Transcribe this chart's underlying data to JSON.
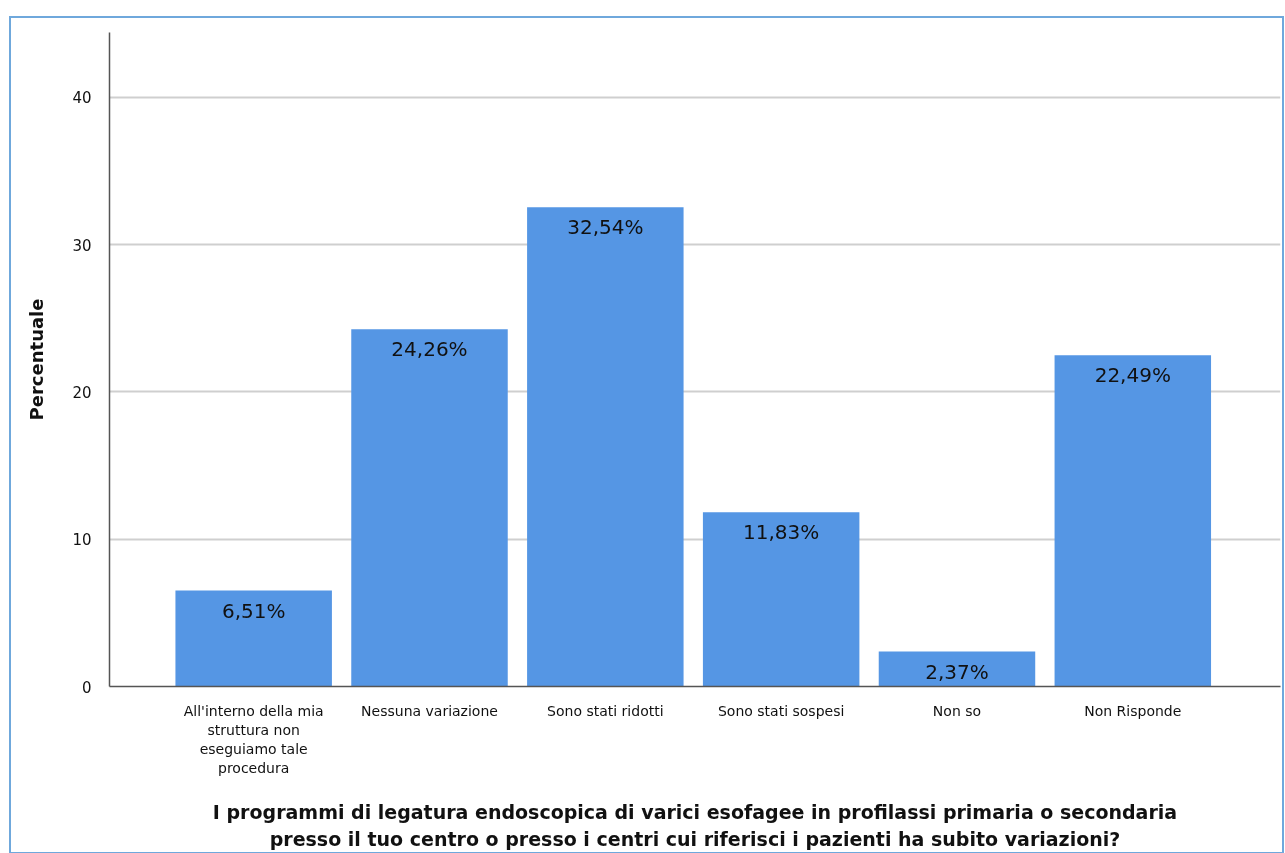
{
  "chart_data": {
    "type": "bar",
    "categories": [
      "All'interno della mia struttura non eseguiamo tale procedura",
      "Nessuna variazione",
      "Sono stati ridotti",
      "Sono stati sospesi",
      "Non so",
      "Non Risponde"
    ],
    "values": [
      6.51,
      24.26,
      32.54,
      11.83,
      2.37,
      22.49
    ],
    "value_labels": [
      "6,51%",
      "24,26%",
      "32,54%",
      "11,83%",
      "2,37%",
      "22,49%"
    ],
    "color": "#5596e4",
    "xlabel": "I programmi di legatura endoscopica di varici esofagee in profilassi primaria o secondaria presso il tuo centro o presso i centri cui riferisci i pazienti ha subito variazioni?",
    "ylabel": "Percentuale",
    "ylim": [
      0,
      44.4
    ],
    "yticks": [
      0,
      10,
      20,
      30,
      40
    ],
    "grid": "y"
  }
}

————————

Given instruction: Transcribe the records verbatim and omit the images.

Response:
Transcribe this chart's underlying data to JSON.
{
  "chart_data": {
    "type": "bar",
    "categories": [
      "All'interno della mia struttura non eseguiamo tale procedura",
      "Nessuna variazione",
      "Sono stati ridotti",
      "Sono stati sospesi",
      "Non so",
      "Non Risponde"
    ],
    "values": [
      6.51,
      24.26,
      32.54,
      11.83,
      2.37,
      22.49
    ],
    "value_labels": [
      "6,51%",
      "24,26%",
      "32,54%",
      "11,83%",
      "2,37%",
      "22,49%"
    ],
    "color": "#5596e4",
    "xlabel": "I programmi di legatura endoscopica di varici esofagee in profilassi primaria o secondaria presso il tuo centro o presso i centri cui riferisci i pazienti ha subito variazioni?",
    "ylabel": "Percentuale",
    "ylim": [
      0,
      44.4
    ],
    "yticks": [
      0,
      10,
      20,
      30,
      40
    ],
    "grid": "y"
  }
}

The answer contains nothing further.